▶ _TO BE DONE_
Any picture among the records should be left out, please; retype the rest exactly.

▶ _EXERCISE MATERIALS_
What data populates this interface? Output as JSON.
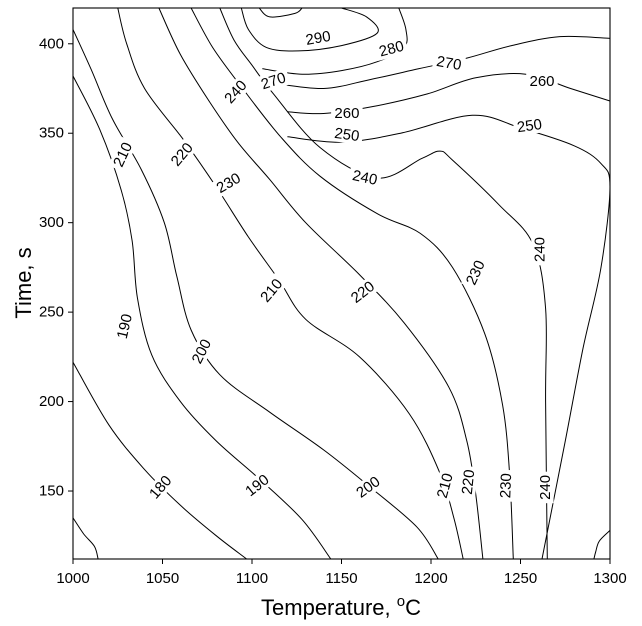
{
  "chart_data": {
    "type": "contour",
    "title": "",
    "xlabel": "Temperature, ",
    "xlabel_superscript": "o",
    "xlabel_unit": "C",
    "ylabel": "Time, s",
    "xlim": [
      1000,
      1300
    ],
    "ylim": [
      112,
      420
    ],
    "xticks": [
      "1000",
      "1050",
      "1100",
      "1150",
      "1200",
      "1250",
      "1300"
    ],
    "yticks": [
      "150",
      "200",
      "250",
      "300",
      "350",
      "400"
    ],
    "grid": false,
    "legend": "none",
    "line_color": "#000000",
    "contours": [
      {
        "level": "180",
        "points": [
          [
            1000,
            222
          ],
          [
            1020,
            187
          ],
          [
            1040,
            162
          ],
          [
            1060,
            142
          ],
          [
            1080,
            125
          ],
          [
            1097,
            112
          ]
        ],
        "labels": [
          [
            1049,
            152,
            -49
          ]
        ]
      },
      {
        "level": "190",
        "points": [
          [
            1000,
            382
          ],
          [
            1015,
            352
          ],
          [
            1027,
            318
          ],
          [
            1033,
            290
          ],
          [
            1036,
            258
          ],
          [
            1044,
            226
          ],
          [
            1060,
            200
          ],
          [
            1080,
            178
          ],
          [
            1105,
            156
          ],
          [
            1128,
            134
          ],
          [
            1144,
            112
          ]
        ],
        "labels": [
          [
            1029,
            242,
            -77
          ],
          [
            1103,
            153,
            -38
          ]
        ]
      },
      {
        "level": "200",
        "points": [
          [
            1000,
            408
          ],
          [
            1010,
            386
          ],
          [
            1022,
            358
          ],
          [
            1038,
            330
          ],
          [
            1051,
            300
          ],
          [
            1058,
            270
          ],
          [
            1066,
            240
          ],
          [
            1082,
            215
          ],
          [
            1110,
            194
          ],
          [
            1140,
            173
          ],
          [
            1165,
            153
          ],
          [
            1192,
            130
          ],
          [
            1204,
            112
          ]
        ],
        "labels": [
          [
            1072,
            228,
            -63
          ],
          [
            1165,
            152,
            -36
          ]
        ]
      },
      {
        "level": "210",
        "points": [
          [
            1025,
            420
          ],
          [
            1030,
            400
          ],
          [
            1040,
            375
          ],
          [
            1062,
            346
          ],
          [
            1080,
            320
          ],
          [
            1098,
            292
          ],
          [
            1115,
            268
          ],
          [
            1130,
            246
          ],
          [
            1160,
            225
          ],
          [
            1188,
            193
          ],
          [
            1205,
            160
          ],
          [
            1213,
            134
          ],
          [
            1218,
            112
          ]
        ],
        "labels": [
          [
            1028,
            338,
            -65
          ],
          [
            1111,
            262,
            -50
          ],
          [
            1208,
            153,
            -75
          ]
        ]
      },
      {
        "level": "220",
        "points": [
          [
            1048,
            420
          ],
          [
            1060,
            394
          ],
          [
            1076,
            368
          ],
          [
            1092,
            345
          ],
          [
            1110,
            324
          ],
          [
            1130,
            300
          ],
          [
            1160,
            271
          ],
          [
            1185,
            244
          ],
          [
            1210,
            208
          ],
          [
            1220,
            178
          ],
          [
            1225,
            148
          ],
          [
            1229,
            112
          ]
        ],
        "labels": [
          [
            1061,
            338,
            -50
          ],
          [
            1162,
            261,
            -38
          ],
          [
            1221,
            155,
            -84
          ]
        ]
      },
      {
        "level": "230",
        "points": [
          [
            1066,
            420
          ],
          [
            1078,
            398
          ],
          [
            1094,
            376
          ],
          [
            1116,
            348
          ],
          [
            1138,
            326
          ],
          [
            1170,
            305
          ],
          [
            1194,
            294
          ],
          [
            1212,
            275
          ],
          [
            1230,
            238
          ],
          [
            1240,
            198
          ],
          [
            1244,
            158
          ],
          [
            1246,
            112
          ]
        ],
        "labels": [
          [
            1087,
            322,
            -30
          ],
          [
            1225,
            272,
            -65
          ],
          [
            1242,
            153,
            -88
          ]
        ]
      },
      {
        "level": "240",
        "points": [
          [
            1082,
            420
          ],
          [
            1090,
            402
          ],
          [
            1100,
            388
          ],
          [
            1112,
            372
          ],
          [
            1138,
            342
          ],
          [
            1170,
            325
          ],
          [
            1195,
            336
          ],
          [
            1205,
            340
          ],
          [
            1212,
            335
          ],
          [
            1238,
            310
          ],
          [
            1257,
            288
          ],
          [
            1264,
            252
          ],
          [
            1264,
            200
          ],
          [
            1265,
            112
          ]
        ],
        "labels": [
          [
            1091,
            373,
            -48
          ],
          [
            1163,
            325,
            12
          ],
          [
            1261,
            285,
            -90
          ],
          [
            1264,
            152,
            -90
          ]
        ]
      },
      {
        "level": "250",
        "points": [
          [
            1262,
            112
          ],
          [
            1275,
            178
          ],
          [
            1285,
            230
          ],
          [
            1295,
            275
          ],
          [
            1300,
            320
          ],
          [
            1295,
            333
          ],
          [
            1280,
            343
          ],
          [
            1250,
            353
          ],
          [
            1223,
            360
          ],
          [
            1183,
            350
          ],
          [
            1150,
            345
          ],
          [
            1120,
            348
          ]
        ],
        "labels": [
          [
            1255,
            354,
            -8
          ],
          [
            1153,
            349,
            8
          ]
        ]
      },
      {
        "level": "260",
        "points": [
          [
            1300,
            368
          ],
          [
            1278,
            375
          ],
          [
            1253,
            383
          ],
          [
            1225,
            381
          ],
          [
            1198,
            372
          ],
          [
            1168,
            365
          ],
          [
            1140,
            361
          ],
          [
            1120,
            362
          ]
        ],
        "labels": [
          [
            1262,
            379,
            0
          ],
          [
            1153,
            361,
            0
          ]
        ]
      },
      {
        "level": "270",
        "points": [
          [
            1300,
            403
          ],
          [
            1272,
            404
          ],
          [
            1245,
            399
          ],
          [
            1220,
            392
          ],
          [
            1193,
            386
          ],
          [
            1166,
            380
          ],
          [
            1140,
            375
          ],
          [
            1112,
            378
          ]
        ],
        "labels": [
          [
            1210,
            389,
            10
          ],
          [
            1112,
            379,
            -18
          ]
        ]
      },
      {
        "level": "280",
        "points": [
          [
            1182,
            420
          ],
          [
            1186,
            408
          ],
          [
            1185,
            398
          ],
          [
            1170,
            390
          ],
          [
            1150,
            385
          ],
          [
            1128,
            383
          ],
          [
            1106,
            386
          ]
        ],
        "labels": [
          [
            1178,
            397,
            -15
          ]
        ]
      },
      {
        "level": "290",
        "points": [
          [
            1150,
            420
          ],
          [
            1164,
            415
          ],
          [
            1170,
            406
          ],
          [
            1150,
            399
          ],
          [
            1126,
            396
          ],
          [
            1108,
            398
          ],
          [
            1098,
            408
          ],
          [
            1094,
            420
          ]
        ],
        "labels": [
          [
            1137,
            403,
            -10
          ]
        ]
      },
      {
        "level": "",
        "points": [
          [
            1104,
            420
          ],
          [
            1110,
            415
          ],
          [
            1124,
            417
          ],
          [
            1128,
            420
          ]
        ],
        "labels": []
      },
      {
        "level": "",
        "points": [
          [
            1000,
            135
          ],
          [
            1006,
            126
          ],
          [
            1012,
            119
          ],
          [
            1014,
            112
          ]
        ],
        "labels": []
      },
      {
        "level": "",
        "points": [
          [
            1300,
            128
          ],
          [
            1294,
            122
          ],
          [
            1292,
            116
          ],
          [
            1291,
            112
          ]
        ],
        "labels": []
      }
    ]
  }
}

▶ _SOLVED EXERCISE_
What data populates this interface? Output as JSON.
{
  "chart_data": {
    "type": "contour",
    "title": "",
    "xlabel": "Temperature, ",
    "xlabel_superscript": "o",
    "xlabel_unit": "C",
    "ylabel": "Time, s",
    "xlim": [
      1000,
      1300
    ],
    "ylim": [
      112,
      420
    ],
    "xticks": [
      "1000",
      "1050",
      "1100",
      "1150",
      "1200",
      "1250",
      "1300"
    ],
    "yticks": [
      "150",
      "200",
      "250",
      "300",
      "350",
      "400"
    ],
    "grid": false,
    "legend": "none",
    "line_color": "#000000",
    "contours": [
      {
        "level": "180",
        "points": [
          [
            1000,
            222
          ],
          [
            1020,
            187
          ],
          [
            1040,
            162
          ],
          [
            1060,
            142
          ],
          [
            1080,
            125
          ],
          [
            1097,
            112
          ]
        ],
        "labels": [
          [
            1049,
            152,
            -49
          ]
        ]
      },
      {
        "level": "190",
        "points": [
          [
            1000,
            382
          ],
          [
            1015,
            352
          ],
          [
            1027,
            318
          ],
          [
            1033,
            290
          ],
          [
            1036,
            258
          ],
          [
            1044,
            226
          ],
          [
            1060,
            200
          ],
          [
            1080,
            178
          ],
          [
            1105,
            156
          ],
          [
            1128,
            134
          ],
          [
            1144,
            112
          ]
        ],
        "labels": [
          [
            1029,
            242,
            -77
          ],
          [
            1103,
            153,
            -38
          ]
        ]
      },
      {
        "level": "200",
        "points": [
          [
            1000,
            408
          ],
          [
            1010,
            386
          ],
          [
            1022,
            358
          ],
          [
            1038,
            330
          ],
          [
            1051,
            300
          ],
          [
            1058,
            270
          ],
          [
            1066,
            240
          ],
          [
            1082,
            215
          ],
          [
            1110,
            194
          ],
          [
            1140,
            173
          ],
          [
            1165,
            153
          ],
          [
            1192,
            130
          ],
          [
            1204,
            112
          ]
        ],
        "labels": [
          [
            1072,
            228,
            -63
          ],
          [
            1165,
            152,
            -36
          ]
        ]
      },
      {
        "level": "210",
        "points": [
          [
            1025,
            420
          ],
          [
            1030,
            400
          ],
          [
            1040,
            375
          ],
          [
            1062,
            346
          ],
          [
            1080,
            320
          ],
          [
            1098,
            292
          ],
          [
            1115,
            268
          ],
          [
            1130,
            246
          ],
          [
            1160,
            225
          ],
          [
            1188,
            193
          ],
          [
            1205,
            160
          ],
          [
            1213,
            134
          ],
          [
            1218,
            112
          ]
        ],
        "labels": [
          [
            1028,
            338,
            -65
          ],
          [
            1111,
            262,
            -50
          ],
          [
            1208,
            153,
            -75
          ]
        ]
      },
      {
        "level": "220",
        "points": [
          [
            1048,
            420
          ],
          [
            1060,
            394
          ],
          [
            1076,
            368
          ],
          [
            1092,
            345
          ],
          [
            1110,
            324
          ],
          [
            1130,
            300
          ],
          [
            1160,
            271
          ],
          [
            1185,
            244
          ],
          [
            1210,
            208
          ],
          [
            1220,
            178
          ],
          [
            1225,
            148
          ],
          [
            1229,
            112
          ]
        ],
        "labels": [
          [
            1061,
            338,
            -50
          ],
          [
            1162,
            261,
            -38
          ],
          [
            1221,
            155,
            -84
          ]
        ]
      },
      {
        "level": "230",
        "points": [
          [
            1066,
            420
          ],
          [
            1078,
            398
          ],
          [
            1094,
            376
          ],
          [
            1116,
            348
          ],
          [
            1138,
            326
          ],
          [
            1170,
            305
          ],
          [
            1194,
            294
          ],
          [
            1212,
            275
          ],
          [
            1230,
            238
          ],
          [
            1240,
            198
          ],
          [
            1244,
            158
          ],
          [
            1246,
            112
          ]
        ],
        "labels": [
          [
            1087,
            322,
            -30
          ],
          [
            1225,
            272,
            -65
          ],
          [
            1242,
            153,
            -88
          ]
        ]
      },
      {
        "level": "240",
        "points": [
          [
            1082,
            420
          ],
          [
            1090,
            402
          ],
          [
            1100,
            388
          ],
          [
            1112,
            372
          ],
          [
            1138,
            342
          ],
          [
            1170,
            325
          ],
          [
            1195,
            336
          ],
          [
            1205,
            340
          ],
          [
            1212,
            335
          ],
          [
            1238,
            310
          ],
          [
            1257,
            288
          ],
          [
            1264,
            252
          ],
          [
            1264,
            200
          ],
          [
            1265,
            112
          ]
        ],
        "labels": [
          [
            1091,
            373,
            -48
          ],
          [
            1163,
            325,
            12
          ],
          [
            1261,
            285,
            -90
          ],
          [
            1264,
            152,
            -90
          ]
        ]
      },
      {
        "level": "250",
        "points": [
          [
            1262,
            112
          ],
          [
            1275,
            178
          ],
          [
            1285,
            230
          ],
          [
            1295,
            275
          ],
          [
            1300,
            320
          ],
          [
            1295,
            333
          ],
          [
            1280,
            343
          ],
          [
            1250,
            353
          ],
          [
            1223,
            360
          ],
          [
            1183,
            350
          ],
          [
            1150,
            345
          ],
          [
            1120,
            348
          ]
        ],
        "labels": [
          [
            1255,
            354,
            -8
          ],
          [
            1153,
            349,
            8
          ]
        ]
      },
      {
        "level": "260",
        "points": [
          [
            1300,
            368
          ],
          [
            1278,
            375
          ],
          [
            1253,
            383
          ],
          [
            1225,
            381
          ],
          [
            1198,
            372
          ],
          [
            1168,
            365
          ],
          [
            1140,
            361
          ],
          [
            1120,
            362
          ]
        ],
        "labels": [
          [
            1262,
            379,
            0
          ],
          [
            1153,
            361,
            0
          ]
        ]
      },
      {
        "level": "270",
        "points": [
          [
            1300,
            403
          ],
          [
            1272,
            404
          ],
          [
            1245,
            399
          ],
          [
            1220,
            392
          ],
          [
            1193,
            386
          ],
          [
            1166,
            380
          ],
          [
            1140,
            375
          ],
          [
            1112,
            378
          ]
        ],
        "labels": [
          [
            1210,
            389,
            10
          ],
          [
            1112,
            379,
            -18
          ]
        ]
      },
      {
        "level": "280",
        "points": [
          [
            1182,
            420
          ],
          [
            1186,
            408
          ],
          [
            1185,
            398
          ],
          [
            1170,
            390
          ],
          [
            1150,
            385
          ],
          [
            1128,
            383
          ],
          [
            1106,
            386
          ]
        ],
        "labels": [
          [
            1178,
            397,
            -15
          ]
        ]
      },
      {
        "level": "290",
        "points": [
          [
            1150,
            420
          ],
          [
            1164,
            415
          ],
          [
            1170,
            406
          ],
          [
            1150,
            399
          ],
          [
            1126,
            396
          ],
          [
            1108,
            398
          ],
          [
            1098,
            408
          ],
          [
            1094,
            420
          ]
        ],
        "labels": [
          [
            1137,
            403,
            -10
          ]
        ]
      },
      {
        "level": "",
        "points": [
          [
            1104,
            420
          ],
          [
            1110,
            415
          ],
          [
            1124,
            417
          ],
          [
            1128,
            420
          ]
        ],
        "labels": []
      },
      {
        "level": "",
        "points": [
          [
            1000,
            135
          ],
          [
            1006,
            126
          ],
          [
            1012,
            119
          ],
          [
            1014,
            112
          ]
        ],
        "labels": []
      },
      {
        "level": "",
        "points": [
          [
            1300,
            128
          ],
          [
            1294,
            122
          ],
          [
            1292,
            116
          ],
          [
            1291,
            112
          ]
        ],
        "labels": []
      }
    ]
  }
}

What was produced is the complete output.